* Supplied data *
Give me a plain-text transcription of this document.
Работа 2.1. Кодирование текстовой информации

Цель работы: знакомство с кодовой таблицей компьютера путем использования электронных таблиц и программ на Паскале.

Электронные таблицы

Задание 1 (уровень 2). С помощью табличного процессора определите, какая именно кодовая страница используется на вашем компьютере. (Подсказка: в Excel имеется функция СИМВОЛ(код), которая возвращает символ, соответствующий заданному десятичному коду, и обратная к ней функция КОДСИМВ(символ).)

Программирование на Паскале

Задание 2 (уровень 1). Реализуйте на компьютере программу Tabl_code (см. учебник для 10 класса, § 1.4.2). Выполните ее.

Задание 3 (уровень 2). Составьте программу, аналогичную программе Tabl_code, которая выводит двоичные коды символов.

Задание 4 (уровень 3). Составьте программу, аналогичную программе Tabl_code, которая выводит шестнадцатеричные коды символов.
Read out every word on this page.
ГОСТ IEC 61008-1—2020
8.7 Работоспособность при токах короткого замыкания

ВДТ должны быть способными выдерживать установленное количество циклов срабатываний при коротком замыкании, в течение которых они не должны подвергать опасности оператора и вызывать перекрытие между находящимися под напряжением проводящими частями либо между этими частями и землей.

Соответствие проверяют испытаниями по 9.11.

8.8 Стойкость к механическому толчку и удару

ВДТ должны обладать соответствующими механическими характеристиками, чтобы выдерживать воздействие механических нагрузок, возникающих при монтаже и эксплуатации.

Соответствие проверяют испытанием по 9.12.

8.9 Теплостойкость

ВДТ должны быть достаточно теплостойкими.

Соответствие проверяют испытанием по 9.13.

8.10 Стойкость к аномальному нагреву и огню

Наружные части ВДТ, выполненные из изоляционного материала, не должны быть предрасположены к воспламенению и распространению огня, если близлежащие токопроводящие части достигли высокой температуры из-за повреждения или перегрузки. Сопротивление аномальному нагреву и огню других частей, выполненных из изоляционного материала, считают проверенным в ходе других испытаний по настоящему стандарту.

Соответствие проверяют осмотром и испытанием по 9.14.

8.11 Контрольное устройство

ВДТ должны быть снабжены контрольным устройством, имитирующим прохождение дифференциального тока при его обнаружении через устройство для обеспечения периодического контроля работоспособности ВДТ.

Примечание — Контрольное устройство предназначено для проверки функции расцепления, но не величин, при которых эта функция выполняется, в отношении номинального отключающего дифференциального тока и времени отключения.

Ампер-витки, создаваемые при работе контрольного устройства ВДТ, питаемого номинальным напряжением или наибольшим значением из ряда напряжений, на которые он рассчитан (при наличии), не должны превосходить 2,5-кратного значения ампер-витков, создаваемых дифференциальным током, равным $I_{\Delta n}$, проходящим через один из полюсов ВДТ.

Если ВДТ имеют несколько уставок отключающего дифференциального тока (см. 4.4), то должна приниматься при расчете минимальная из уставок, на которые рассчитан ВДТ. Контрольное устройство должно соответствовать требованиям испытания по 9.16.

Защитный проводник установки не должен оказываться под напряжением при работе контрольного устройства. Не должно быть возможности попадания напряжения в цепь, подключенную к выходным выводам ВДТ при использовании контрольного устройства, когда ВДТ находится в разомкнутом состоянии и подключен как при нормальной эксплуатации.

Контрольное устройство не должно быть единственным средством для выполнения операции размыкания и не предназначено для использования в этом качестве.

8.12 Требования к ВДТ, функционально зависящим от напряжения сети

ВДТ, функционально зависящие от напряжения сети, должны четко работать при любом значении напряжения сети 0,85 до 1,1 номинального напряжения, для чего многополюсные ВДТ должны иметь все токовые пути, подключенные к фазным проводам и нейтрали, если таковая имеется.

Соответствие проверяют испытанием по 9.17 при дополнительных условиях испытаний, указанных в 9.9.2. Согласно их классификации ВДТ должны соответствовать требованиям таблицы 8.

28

* Given instruction *
Take the lines above and retype all of them exactly.

* Output *
Give me a plain-text transcription of this document.
Работа 2.1. Кодирование текстовой информации

Цель работы: знакомство с кодовой таблицей компьютера путем использования электронных таблиц и программ на Паскале.

Электронные таблицы

Задание 1 (уровень 2). С помощью табличного процессора определите, какая именно кодовая страница используется на вашем компьютере. (Подсказка: в Excel имеется функция СИМВОЛ(код), которая возвращает символ, соответствующий заданному десятичному коду, и обратная к ней функция КОДСИМВ(символ).)

Программирование на Паскале

Задание 2 (уровень 1). Реализуйте на компьютере программу Tabl_code (см. учебник для 10 класса, § 1.4.2). Выполните ее.

Задание 3 (уровень 2). Составьте программу, аналогичную программе Tabl_code, которая выводит двоичные коды символов.

Задание 4 (уровень 3). Составьте программу, аналогичную программе Tabl_code, которая выводит шестнадцатеричные коды символов.
Read out every word on this page.
ГОСТ IEC 61008-1—2020
8.7 Работоспособность при токах короткого замыкания

ВДТ должны быть способными выдерживать установленное количество циклов срабатываний при коротком замыкании, в течение которых они не должны подвергать опасности оператора и вызывать перекрытие между находящимися под напряжением проводящими частями либо между этими частями и землей.

Соответствие проверяют испытаниями по 9.11.

8.8 Стойкость к механическому толчку и удару

ВДТ должны обладать соответствующими механическими характеристиками, чтобы выдерживать воздействие механических нагрузок, возникающих при монтаже и эксплуатации.

Соответствие проверяют испытанием по 9.12.

8.9 Теплостойкость

ВДТ должны быть достаточно теплостойкими.

Соответствие проверяют испытанием по 9.13.

8.10 Стойкость к аномальному нагреву и огню

Наружные части ВДТ, выполненные из изоляционного материала, не должны быть предрасположены к воспламенению и распространению огня, если близлежащие токопроводящие части достигли высокой температуры из-за повреждения или перегрузки. Сопротивление аномальному нагреву и огню других частей, выполненных из изоляционного материала, считают проверенным в ходе других испытаний по настоящему стандарту.

Соответствие проверяют осмотром и испытанием по 9.14.

8.11 Контрольное устройство

ВДТ должны быть снабжены контрольным устройством, имитирующим прохождение дифференциального тока при его обнаружении через устройство для обеспечения периодического контроля работоспособности ВДТ.

Примечание — Контрольное устройство предназначено для проверки функции расцепления, но не величин, при которых эта функция выполняется, в отношении номинального отключающего дифференциального тока и времени отключения.

Ампер-витки, создаваемые при работе контрольного устройства ВДТ, питаемого номинальным напряжением или наибольшим значением из ряда напряжений, на которые он рассчитан (при наличии), не должны превосходить 2,5-кратного значения ампер-витков, создаваемых дифференциальным током, равным $I_{\Delta n}$, проходящим через один из полюсов ВДТ.

Если ВДТ имеют несколько уставок отключающего дифференциального тока (см. 4.4), то должна приниматься при расчете минимальная из уставок, на которые рассчитан ВДТ. Контрольное устройство должно соответствовать требованиям испытания по 9.16.

Защитный проводник установки не должен оказываться под напряжением при работе контрольного устройства. Не должно быть возможности попадания напряжения в цепь, подключенную к выходным выводам ВДТ при использовании контрольного устройства, когда ВДТ находится в разомкнутом состоянии и подключен как при нормальной эксплуатации.

Контрольное устройство не должно быть единственным средством для выполнения операции размыкания и не предназначено для использования в этом качестве.

8.12 Требования к ВДТ, функционально зависящим от напряжения сети

ВДТ, функционально зависящие от напряжения сети, должны четко работать при любом значении напряжения сети 0,85 до 1,1 номинального напряжения, для чего многополюсные ВДТ должны иметь все токовые пути, подключенные к фазным проводам и нейтрали, если таковая имеется.

Соответствие проверяют испытанием по 9.17 при дополнительных условиях испытаний, указанных в 9.9.2. Согласно их классификации ВДТ должны соответствовать требованиям таблицы 8.

28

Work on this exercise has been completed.